Dataset excerpts
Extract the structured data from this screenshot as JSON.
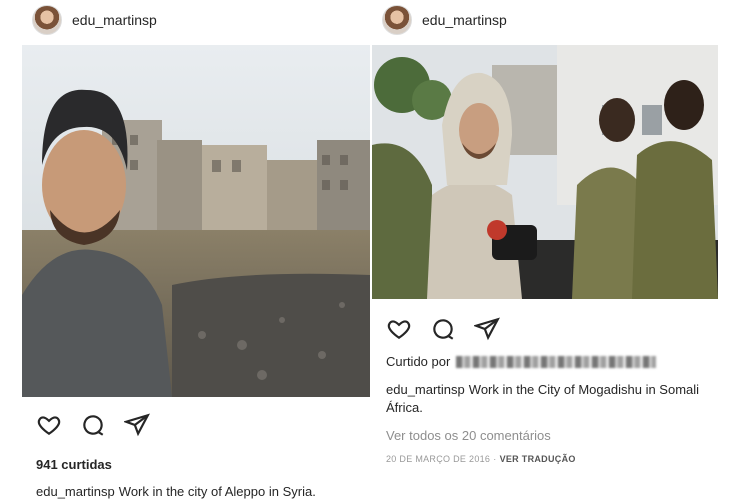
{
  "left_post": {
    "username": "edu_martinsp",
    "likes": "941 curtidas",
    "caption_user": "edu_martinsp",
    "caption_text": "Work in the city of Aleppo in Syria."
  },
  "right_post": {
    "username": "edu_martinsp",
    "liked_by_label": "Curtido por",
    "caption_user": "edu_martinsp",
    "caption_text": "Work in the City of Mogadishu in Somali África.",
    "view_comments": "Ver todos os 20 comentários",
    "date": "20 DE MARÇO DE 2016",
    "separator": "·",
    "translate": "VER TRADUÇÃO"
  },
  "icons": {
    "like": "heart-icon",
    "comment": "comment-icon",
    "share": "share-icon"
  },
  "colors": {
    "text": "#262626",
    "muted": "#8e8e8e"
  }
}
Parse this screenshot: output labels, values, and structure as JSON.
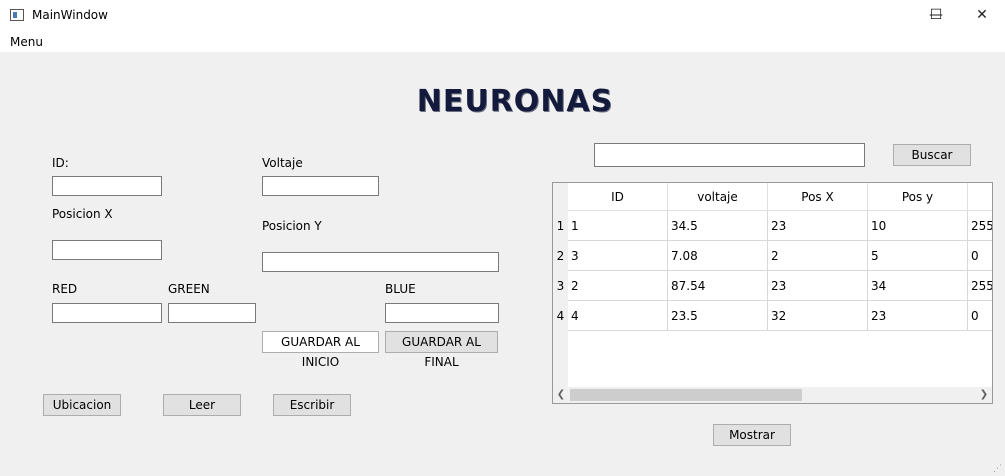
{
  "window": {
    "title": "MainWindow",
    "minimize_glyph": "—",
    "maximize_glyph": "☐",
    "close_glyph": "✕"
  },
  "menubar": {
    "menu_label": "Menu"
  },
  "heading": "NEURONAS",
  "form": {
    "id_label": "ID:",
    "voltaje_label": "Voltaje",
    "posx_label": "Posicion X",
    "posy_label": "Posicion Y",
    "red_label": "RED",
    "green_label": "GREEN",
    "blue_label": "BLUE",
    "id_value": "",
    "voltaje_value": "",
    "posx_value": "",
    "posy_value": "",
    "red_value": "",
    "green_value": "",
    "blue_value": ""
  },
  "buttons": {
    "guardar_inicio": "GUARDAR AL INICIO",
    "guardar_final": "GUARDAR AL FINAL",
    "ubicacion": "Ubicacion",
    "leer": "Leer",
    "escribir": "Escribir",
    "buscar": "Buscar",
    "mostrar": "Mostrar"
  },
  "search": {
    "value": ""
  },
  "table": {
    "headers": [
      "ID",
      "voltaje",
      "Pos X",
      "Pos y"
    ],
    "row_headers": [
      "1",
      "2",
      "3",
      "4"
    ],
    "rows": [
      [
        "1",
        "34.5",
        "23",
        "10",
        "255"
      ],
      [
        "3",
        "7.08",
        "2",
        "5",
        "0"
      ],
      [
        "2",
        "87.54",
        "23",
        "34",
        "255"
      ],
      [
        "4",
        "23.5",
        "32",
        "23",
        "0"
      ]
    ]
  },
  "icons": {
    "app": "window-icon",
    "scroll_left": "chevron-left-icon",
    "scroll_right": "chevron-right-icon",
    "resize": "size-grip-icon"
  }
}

→ **WHAT NEEDS TO BE DONE**
Write out every line of the preceding listing that contains "this".

→ **WRITTEN ANSWER**
Extract the structured data from this screenshot as JSON.
Parse this screenshot: output labels, values, and structure as JSON.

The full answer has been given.